From the entries that follow, extract each line holding the string "utratę".

-- start --

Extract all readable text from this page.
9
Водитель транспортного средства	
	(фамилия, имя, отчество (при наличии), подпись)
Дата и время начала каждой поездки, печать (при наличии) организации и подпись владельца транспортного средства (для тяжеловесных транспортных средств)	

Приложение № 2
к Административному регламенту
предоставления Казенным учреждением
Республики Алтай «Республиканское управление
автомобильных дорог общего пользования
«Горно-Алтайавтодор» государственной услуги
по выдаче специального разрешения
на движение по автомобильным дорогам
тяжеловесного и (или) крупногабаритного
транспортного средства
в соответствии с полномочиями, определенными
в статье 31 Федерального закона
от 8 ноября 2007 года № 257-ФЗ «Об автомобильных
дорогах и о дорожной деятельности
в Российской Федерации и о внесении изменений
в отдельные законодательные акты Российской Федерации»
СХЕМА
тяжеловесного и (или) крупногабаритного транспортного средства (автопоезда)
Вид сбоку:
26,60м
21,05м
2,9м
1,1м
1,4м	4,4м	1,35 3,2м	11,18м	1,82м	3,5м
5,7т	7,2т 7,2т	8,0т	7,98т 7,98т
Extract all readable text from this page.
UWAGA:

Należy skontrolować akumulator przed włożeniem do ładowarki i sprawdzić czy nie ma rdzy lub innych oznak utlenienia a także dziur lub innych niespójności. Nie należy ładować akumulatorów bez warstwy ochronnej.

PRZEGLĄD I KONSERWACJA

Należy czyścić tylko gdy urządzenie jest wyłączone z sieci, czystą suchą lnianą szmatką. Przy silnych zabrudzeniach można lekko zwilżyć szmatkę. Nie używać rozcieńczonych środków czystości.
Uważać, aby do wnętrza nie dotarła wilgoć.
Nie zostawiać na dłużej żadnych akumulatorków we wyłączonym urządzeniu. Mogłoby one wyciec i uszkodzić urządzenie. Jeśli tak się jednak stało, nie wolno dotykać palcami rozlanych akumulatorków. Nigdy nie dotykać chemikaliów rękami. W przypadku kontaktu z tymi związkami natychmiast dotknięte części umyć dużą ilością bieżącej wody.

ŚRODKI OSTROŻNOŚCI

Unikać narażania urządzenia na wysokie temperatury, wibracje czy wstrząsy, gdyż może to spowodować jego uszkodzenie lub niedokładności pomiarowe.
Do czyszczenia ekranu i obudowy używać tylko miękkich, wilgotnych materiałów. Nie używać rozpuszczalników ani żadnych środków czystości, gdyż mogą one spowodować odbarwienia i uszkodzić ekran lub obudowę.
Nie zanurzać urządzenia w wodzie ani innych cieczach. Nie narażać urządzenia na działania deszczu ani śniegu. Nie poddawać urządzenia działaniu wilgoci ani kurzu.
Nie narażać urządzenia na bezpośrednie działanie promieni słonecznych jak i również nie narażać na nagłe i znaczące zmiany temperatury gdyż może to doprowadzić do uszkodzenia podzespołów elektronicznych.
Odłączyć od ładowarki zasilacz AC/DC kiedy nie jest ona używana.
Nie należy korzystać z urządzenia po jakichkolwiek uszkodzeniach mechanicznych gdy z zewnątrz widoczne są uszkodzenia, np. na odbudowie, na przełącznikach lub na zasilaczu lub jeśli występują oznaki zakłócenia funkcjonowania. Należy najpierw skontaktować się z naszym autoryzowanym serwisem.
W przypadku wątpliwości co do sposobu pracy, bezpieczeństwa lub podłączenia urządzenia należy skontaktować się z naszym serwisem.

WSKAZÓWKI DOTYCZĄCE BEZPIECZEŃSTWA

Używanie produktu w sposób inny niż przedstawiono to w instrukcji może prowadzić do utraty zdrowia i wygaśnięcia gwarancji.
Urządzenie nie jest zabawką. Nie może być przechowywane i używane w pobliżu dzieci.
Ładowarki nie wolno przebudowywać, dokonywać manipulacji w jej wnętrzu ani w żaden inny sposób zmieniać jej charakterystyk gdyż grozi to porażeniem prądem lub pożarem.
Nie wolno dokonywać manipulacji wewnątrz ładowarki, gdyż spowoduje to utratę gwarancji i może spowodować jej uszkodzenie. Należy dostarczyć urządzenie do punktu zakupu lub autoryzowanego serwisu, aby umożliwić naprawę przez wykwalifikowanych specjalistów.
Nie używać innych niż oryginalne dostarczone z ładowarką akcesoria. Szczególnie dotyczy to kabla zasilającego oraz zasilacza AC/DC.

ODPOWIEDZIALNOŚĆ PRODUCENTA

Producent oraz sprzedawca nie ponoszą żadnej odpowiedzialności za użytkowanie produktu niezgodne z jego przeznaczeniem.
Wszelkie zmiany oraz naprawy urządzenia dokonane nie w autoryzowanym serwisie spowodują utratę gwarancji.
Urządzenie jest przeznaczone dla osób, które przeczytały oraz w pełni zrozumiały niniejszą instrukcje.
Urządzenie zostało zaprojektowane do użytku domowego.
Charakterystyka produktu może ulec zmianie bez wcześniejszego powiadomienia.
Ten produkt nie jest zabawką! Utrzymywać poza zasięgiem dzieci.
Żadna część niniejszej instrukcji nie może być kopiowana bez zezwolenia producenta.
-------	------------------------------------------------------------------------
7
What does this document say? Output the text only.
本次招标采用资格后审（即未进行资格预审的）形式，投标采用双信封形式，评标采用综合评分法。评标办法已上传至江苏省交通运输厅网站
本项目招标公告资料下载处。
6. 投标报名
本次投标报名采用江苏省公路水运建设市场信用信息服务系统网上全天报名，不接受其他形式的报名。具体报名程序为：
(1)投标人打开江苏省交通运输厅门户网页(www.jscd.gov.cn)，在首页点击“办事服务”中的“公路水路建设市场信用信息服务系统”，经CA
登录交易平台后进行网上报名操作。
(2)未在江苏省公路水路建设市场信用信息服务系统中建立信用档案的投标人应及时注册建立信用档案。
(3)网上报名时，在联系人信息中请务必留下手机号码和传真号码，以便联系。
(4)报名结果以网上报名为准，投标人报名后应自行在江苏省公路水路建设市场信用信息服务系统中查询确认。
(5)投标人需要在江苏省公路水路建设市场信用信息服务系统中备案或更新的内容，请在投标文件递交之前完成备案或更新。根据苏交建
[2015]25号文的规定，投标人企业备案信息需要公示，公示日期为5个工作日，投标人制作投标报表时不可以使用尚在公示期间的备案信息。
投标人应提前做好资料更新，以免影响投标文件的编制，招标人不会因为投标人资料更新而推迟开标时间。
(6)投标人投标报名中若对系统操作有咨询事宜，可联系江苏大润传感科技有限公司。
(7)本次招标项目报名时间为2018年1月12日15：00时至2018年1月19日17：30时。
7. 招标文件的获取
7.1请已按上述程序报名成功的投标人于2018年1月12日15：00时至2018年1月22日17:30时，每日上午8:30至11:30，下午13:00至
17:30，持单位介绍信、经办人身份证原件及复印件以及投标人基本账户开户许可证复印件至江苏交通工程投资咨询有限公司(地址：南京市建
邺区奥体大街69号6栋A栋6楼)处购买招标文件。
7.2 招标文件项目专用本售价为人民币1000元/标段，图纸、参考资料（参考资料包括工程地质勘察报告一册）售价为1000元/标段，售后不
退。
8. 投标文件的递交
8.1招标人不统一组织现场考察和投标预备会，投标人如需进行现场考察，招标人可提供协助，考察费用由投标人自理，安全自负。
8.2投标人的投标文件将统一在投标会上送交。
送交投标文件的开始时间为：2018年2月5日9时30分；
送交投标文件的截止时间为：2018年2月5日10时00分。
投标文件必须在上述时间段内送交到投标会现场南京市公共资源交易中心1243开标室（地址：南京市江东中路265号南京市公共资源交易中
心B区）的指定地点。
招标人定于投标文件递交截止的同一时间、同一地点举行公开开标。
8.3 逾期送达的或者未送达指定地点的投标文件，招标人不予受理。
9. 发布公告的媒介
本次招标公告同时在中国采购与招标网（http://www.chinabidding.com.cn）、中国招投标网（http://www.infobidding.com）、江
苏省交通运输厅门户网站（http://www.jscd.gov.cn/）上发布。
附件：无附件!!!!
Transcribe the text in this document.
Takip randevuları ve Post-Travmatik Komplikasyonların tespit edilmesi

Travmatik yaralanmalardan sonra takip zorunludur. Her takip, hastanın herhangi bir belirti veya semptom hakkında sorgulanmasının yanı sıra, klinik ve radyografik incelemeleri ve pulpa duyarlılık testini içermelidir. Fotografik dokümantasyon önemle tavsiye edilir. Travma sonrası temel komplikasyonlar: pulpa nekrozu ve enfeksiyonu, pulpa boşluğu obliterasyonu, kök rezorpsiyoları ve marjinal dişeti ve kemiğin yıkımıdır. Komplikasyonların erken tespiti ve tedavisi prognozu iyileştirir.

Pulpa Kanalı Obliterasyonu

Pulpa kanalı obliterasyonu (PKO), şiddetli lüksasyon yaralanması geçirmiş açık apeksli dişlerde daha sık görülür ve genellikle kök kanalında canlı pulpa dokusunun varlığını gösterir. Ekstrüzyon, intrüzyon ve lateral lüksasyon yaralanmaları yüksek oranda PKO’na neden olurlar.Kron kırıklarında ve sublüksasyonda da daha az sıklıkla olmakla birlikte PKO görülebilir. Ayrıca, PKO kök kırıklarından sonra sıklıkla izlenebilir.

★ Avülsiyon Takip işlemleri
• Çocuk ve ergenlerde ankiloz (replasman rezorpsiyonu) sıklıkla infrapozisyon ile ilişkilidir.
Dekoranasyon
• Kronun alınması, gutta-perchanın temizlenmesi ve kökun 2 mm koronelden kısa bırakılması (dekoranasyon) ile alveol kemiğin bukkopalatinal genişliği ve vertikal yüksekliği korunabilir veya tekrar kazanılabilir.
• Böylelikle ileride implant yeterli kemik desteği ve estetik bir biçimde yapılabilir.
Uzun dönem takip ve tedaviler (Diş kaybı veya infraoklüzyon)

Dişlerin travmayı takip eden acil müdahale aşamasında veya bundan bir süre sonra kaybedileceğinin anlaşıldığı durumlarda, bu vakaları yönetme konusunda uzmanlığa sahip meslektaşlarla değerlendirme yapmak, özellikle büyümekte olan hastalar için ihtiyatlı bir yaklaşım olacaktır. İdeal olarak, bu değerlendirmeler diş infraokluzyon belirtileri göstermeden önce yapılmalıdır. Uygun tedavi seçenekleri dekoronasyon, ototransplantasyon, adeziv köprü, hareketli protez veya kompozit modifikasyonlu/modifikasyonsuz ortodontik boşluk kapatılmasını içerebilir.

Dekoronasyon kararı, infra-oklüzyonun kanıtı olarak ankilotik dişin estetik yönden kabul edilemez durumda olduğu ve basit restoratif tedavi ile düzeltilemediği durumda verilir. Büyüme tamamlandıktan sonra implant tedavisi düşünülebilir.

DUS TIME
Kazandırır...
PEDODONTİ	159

-- end --

◆ Solution below
Nie wolno dokonywać manipulacji wewnątrz ładowarki, gdyż spowoduje to utratę gwarancji i może spowodować jej uszkodzenie. Należy dostarczyć urządzenie do punktu zakupu lub autoryzowanego serwisu, aby umożliwić naprawę przez wykwalifikowanych specjalistów.
Wszelkie zmiany oraz naprawy urządzenia dokonane nie w autoryzowanym serwisie spowodują utratę gwarancji.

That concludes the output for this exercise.